Figure record extracts

==========

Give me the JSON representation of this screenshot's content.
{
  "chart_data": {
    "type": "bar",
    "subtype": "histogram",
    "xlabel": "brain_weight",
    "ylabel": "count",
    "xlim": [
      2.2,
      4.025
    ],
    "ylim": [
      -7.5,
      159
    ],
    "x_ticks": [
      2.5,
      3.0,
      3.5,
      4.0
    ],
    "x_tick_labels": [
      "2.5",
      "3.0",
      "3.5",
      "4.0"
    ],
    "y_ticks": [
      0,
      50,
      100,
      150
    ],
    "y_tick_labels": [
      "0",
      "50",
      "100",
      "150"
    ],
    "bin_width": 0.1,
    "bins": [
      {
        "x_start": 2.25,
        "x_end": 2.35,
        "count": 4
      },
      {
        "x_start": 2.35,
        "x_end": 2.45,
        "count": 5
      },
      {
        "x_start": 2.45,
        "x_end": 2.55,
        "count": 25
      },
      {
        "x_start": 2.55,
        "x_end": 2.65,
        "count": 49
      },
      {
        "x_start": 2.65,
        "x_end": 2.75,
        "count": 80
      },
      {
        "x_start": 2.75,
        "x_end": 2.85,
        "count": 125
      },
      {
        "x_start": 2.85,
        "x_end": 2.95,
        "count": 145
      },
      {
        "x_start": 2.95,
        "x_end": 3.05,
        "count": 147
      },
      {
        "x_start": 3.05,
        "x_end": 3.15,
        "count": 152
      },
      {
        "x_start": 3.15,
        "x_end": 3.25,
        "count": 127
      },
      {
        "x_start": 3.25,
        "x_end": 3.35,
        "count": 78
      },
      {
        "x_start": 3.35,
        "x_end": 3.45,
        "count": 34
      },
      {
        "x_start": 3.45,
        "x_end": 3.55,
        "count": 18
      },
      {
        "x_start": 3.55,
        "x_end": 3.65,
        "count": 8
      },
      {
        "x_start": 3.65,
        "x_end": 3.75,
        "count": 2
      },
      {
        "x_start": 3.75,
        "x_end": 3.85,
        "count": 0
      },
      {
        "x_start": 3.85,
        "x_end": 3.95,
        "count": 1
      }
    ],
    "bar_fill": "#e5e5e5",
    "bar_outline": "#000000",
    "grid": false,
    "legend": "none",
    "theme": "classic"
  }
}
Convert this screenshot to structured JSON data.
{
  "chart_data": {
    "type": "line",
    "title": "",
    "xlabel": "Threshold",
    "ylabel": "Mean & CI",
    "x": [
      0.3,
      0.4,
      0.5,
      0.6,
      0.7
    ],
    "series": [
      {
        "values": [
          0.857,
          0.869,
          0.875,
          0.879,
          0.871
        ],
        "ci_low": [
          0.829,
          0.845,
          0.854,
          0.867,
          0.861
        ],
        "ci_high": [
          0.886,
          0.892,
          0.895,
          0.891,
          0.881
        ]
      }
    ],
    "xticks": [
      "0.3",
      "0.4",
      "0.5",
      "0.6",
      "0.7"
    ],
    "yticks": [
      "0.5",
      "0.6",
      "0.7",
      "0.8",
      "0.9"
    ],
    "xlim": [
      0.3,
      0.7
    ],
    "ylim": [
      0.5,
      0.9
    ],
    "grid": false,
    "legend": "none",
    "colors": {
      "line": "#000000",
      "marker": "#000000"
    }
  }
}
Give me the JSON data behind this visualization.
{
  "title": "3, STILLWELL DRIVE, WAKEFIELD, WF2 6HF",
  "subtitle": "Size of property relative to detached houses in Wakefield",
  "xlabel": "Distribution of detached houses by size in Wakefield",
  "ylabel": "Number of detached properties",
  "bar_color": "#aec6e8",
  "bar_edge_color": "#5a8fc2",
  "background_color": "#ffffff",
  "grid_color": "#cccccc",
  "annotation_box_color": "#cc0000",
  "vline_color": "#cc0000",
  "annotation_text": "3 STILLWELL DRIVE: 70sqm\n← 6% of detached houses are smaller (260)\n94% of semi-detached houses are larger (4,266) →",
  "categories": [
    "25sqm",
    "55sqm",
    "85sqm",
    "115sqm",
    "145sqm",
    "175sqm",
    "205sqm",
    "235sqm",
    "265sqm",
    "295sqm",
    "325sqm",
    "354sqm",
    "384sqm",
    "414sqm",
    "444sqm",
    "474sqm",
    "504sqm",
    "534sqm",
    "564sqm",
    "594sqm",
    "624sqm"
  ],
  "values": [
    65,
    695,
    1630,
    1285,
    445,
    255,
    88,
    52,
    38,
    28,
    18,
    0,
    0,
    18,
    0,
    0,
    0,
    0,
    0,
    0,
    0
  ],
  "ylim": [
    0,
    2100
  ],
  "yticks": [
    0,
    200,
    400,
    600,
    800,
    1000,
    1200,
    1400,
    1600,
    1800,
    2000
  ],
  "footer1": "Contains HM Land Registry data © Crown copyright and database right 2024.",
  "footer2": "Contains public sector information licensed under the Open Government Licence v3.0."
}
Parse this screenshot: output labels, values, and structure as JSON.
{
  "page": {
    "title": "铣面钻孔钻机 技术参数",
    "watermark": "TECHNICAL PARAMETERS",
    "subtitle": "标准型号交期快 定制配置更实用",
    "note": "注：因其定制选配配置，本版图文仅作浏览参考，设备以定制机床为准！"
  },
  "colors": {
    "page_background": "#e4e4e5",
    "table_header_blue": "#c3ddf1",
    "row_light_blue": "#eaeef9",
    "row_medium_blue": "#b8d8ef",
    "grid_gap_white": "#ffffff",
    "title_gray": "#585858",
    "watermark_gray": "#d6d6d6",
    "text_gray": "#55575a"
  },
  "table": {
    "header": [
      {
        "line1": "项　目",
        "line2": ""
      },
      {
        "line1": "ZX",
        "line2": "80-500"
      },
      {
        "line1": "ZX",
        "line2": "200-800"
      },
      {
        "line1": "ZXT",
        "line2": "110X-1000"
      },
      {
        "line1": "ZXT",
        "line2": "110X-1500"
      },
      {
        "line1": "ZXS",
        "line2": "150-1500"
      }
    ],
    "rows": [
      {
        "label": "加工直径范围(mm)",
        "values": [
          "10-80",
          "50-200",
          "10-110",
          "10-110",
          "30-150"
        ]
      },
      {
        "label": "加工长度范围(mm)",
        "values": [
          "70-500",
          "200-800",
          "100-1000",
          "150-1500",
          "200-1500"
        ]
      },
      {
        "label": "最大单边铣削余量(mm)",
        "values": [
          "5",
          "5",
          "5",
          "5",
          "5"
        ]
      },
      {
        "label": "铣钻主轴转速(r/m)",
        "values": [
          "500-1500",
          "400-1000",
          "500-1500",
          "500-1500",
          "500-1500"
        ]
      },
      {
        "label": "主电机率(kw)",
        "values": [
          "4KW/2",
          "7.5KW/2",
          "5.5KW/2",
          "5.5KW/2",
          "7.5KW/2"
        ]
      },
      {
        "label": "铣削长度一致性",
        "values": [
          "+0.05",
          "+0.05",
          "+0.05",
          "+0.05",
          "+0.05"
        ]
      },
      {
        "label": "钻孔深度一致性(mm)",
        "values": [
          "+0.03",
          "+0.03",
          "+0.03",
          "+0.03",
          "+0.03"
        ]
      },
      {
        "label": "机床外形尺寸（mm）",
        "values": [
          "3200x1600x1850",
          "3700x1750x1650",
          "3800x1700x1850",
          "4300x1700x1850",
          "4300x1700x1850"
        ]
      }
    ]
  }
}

==========

Transcribe every entry word for word.

TASK ANSWER ::
Give me the JSON representation of this screenshot's content.
{
  "chart_data": {
    "type": "bar",
    "subtype": "histogram",
    "xlabel": "brain_weight",
    "ylabel": "count",
    "xlim": [
      2.2,
      4.025
    ],
    "ylim": [
      -7.5,
      159
    ],
    "x_ticks": [
      2.5,
      3.0,
      3.5,
      4.0
    ],
    "x_tick_labels": [
      "2.5",
      "3.0",
      "3.5",
      "4.0"
    ],
    "y_ticks": [
      0,
      50,
      100,
      150
    ],
    "y_tick_labels": [
      "0",
      "50",
      "100",
      "150"
    ],
    "bin_width": 0.1,
    "bins": [
      {
        "x_start": 2.25,
        "x_end": 2.35,
        "count": 4
      },
      {
        "x_start": 2.35,
        "x_end": 2.45,
        "count": 5
      },
      {
        "x_start": 2.45,
        "x_end": 2.55,
        "count": 25
      },
      {
        "x_start": 2.55,
        "x_end": 2.65,
        "count": 49
      },
      {
        "x_start": 2.65,
        "x_end": 2.75,
        "count": 80
      },
      {
        "x_start": 2.75,
        "x_end": 2.85,
        "count": 125
      },
      {
        "x_start": 2.85,
        "x_end": 2.95,
        "count": 145
      },
      {
        "x_start": 2.95,
        "x_end": 3.05,
        "count": 147
      },
      {
        "x_start": 3.05,
        "x_end": 3.15,
        "count": 152
      },
      {
        "x_start": 3.15,
        "x_end": 3.25,
        "count": 127
      },
      {
        "x_start": 3.25,
        "x_end": 3.35,
        "count": 78
      },
      {
        "x_start": 3.35,
        "x_end": 3.45,
        "count": 34
      },
      {
        "x_start": 3.45,
        "x_end": 3.55,
        "count": 18
      },
      {
        "x_start": 3.55,
        "x_end": 3.65,
        "count": 8
      },
      {
        "x_start": 3.65,
        "x_end": 3.75,
        "count": 2
      },
      {
        "x_start": 3.75,
        "x_end": 3.85,
        "count": 0
      },
      {
        "x_start": 3.85,
        "x_end": 3.95,
        "count": 1
      }
    ],
    "bar_fill": "#e5e5e5",
    "bar_outline": "#000000",
    "grid": false,
    "legend": "none",
    "theme": "classic"
  }
}
Convert this screenshot to structured JSON data.
{
  "chart_data": {
    "type": "line",
    "title": "",
    "xlabel": "Threshold",
    "ylabel": "Mean & CI",
    "x": [
      0.3,
      0.4,
      0.5,
      0.6,
      0.7
    ],
    "series": [
      {
        "values": [
          0.857,
          0.869,
          0.875,
          0.879,
          0.871
        ],
        "ci_low": [
          0.829,
          0.845,
          0.854,
          0.867,
          0.861
        ],
        "ci_high": [
          0.886,
          0.892,
          0.895,
          0.891,
          0.881
        ]
      }
    ],
    "xticks": [
      "0.3",
      "0.4",
      "0.5",
      "0.6",
      "0.7"
    ],
    "yticks": [
      "0.5",
      "0.6",
      "0.7",
      "0.8",
      "0.9"
    ],
    "xlim": [
      0.3,
      0.7
    ],
    "ylim": [
      0.5,
      0.9
    ],
    "grid": false,
    "legend": "none",
    "colors": {
      "line": "#000000",
      "marker": "#000000"
    }
  }
}
Give me the JSON data behind this visualization.
{
  "title": "3, STILLWELL DRIVE, WAKEFIELD, WF2 6HF",
  "subtitle": "Size of property relative to detached houses in Wakefield",
  "xlabel": "Distribution of detached houses by size in Wakefield",
  "ylabel": "Number of detached properties",
  "bar_color": "#aec6e8",
  "bar_edge_color": "#5a8fc2",
  "background_color": "#ffffff",
  "grid_color": "#cccccc",
  "annotation_box_color": "#cc0000",
  "vline_color": "#cc0000",
  "annotation_text": "3 STILLWELL DRIVE: 70sqm\n← 6% of detached houses are smaller (260)\n94% of semi-detached houses are larger (4,266) →",
  "categories": [
    "25sqm",
    "55sqm",
    "85sqm",
    "115sqm",
    "145sqm",
    "175sqm",
    "205sqm",
    "235sqm",
    "265sqm",
    "295sqm",
    "325sqm",
    "354sqm",
    "384sqm",
    "414sqm",
    "444sqm",
    "474sqm",
    "504sqm",
    "534sqm",
    "564sqm",
    "594sqm",
    "624sqm"
  ],
  "values": [
    65,
    695,
    1630,
    1285,
    445,
    255,
    88,
    52,
    38,
    28,
    18,
    0,
    0,
    18,
    0,
    0,
    0,
    0,
    0,
    0,
    0
  ],
  "ylim": [
    0,
    2100
  ],
  "yticks": [
    0,
    200,
    400,
    600,
    800,
    1000,
    1200,
    1400,
    1600,
    1800,
    2000
  ],
  "footer1": "Contains HM Land Registry data © Crown copyright and database right 2024.",
  "footer2": "Contains public sector information licensed under the Open Government Licence v3.0."
}
Parse this screenshot: output labels, values, and structure as JSON.
{
  "page": {
    "title": "铣面钻孔钻机 技术参数",
    "watermark": "TECHNICAL PARAMETERS",
    "subtitle": "标准型号交期快 定制配置更实用",
    "note": "注：因其定制选配配置，本版图文仅作浏览参考，设备以定制机床为准！"
  },
  "colors": {
    "page_background": "#e4e4e5",
    "table_header_blue": "#c3ddf1",
    "row_light_blue": "#eaeef9",
    "row_medium_blue": "#b8d8ef",
    "grid_gap_white": "#ffffff",
    "title_gray": "#585858",
    "watermark_gray": "#d6d6d6",
    "text_gray": "#55575a"
  },
  "table": {
    "header": [
      {
        "line1": "项　目",
        "line2": ""
      },
      {
        "line1": "ZX",
        "line2": "80-500"
      },
      {
        "line1": "ZX",
        "line2": "200-800"
      },
      {
        "line1": "ZXT",
        "line2": "110X-1000"
      },
      {
        "line1": "ZXT",
        "line2": "110X-1500"
      },
      {
        "line1": "ZXS",
        "line2": "150-1500"
      }
    ],
    "rows": [
      {
        "label": "加工直径范围(mm)",
        "values": [
          "10-80",
          "50-200",
          "10-110",
          "10-110",
          "30-150"
        ]
      },
      {
        "label": "加工长度范围(mm)",
        "values": [
          "70-500",
          "200-800",
          "100-1000",
          "150-1500",
          "200-1500"
        ]
      },
      {
        "label": "最大单边铣削余量(mm)",
        "values": [
          "5",
          "5",
          "5",
          "5",
          "5"
        ]
      },
      {
        "label": "铣钻主轴转速(r/m)",
        "values": [
          "500-1500",
          "400-1000",
          "500-1500",
          "500-1500",
          "500-1500"
        ]
      },
      {
        "label": "主电机率(kw)",
        "values": [
          "4KW/2",
          "7.5KW/2",
          "5.5KW/2",
          "5.5KW/2",
          "7.5KW/2"
        ]
      },
      {
        "label": "铣削长度一致性",
        "values": [
          "+0.05",
          "+0.05",
          "+0.05",
          "+0.05",
          "+0.05"
        ]
      },
      {
        "label": "钻孔深度一致性(mm)",
        "values": [
          "+0.03",
          "+0.03",
          "+0.03",
          "+0.03",
          "+0.03"
        ]
      },
      {
        "label": "机床外形尺寸（mm）",
        "values": [
          "3200x1600x1850",
          "3700x1750x1650",
          "3800x1700x1850",
          "4300x1700x1850",
          "4300x1700x1850"
        ]
      }
    ]
  }
}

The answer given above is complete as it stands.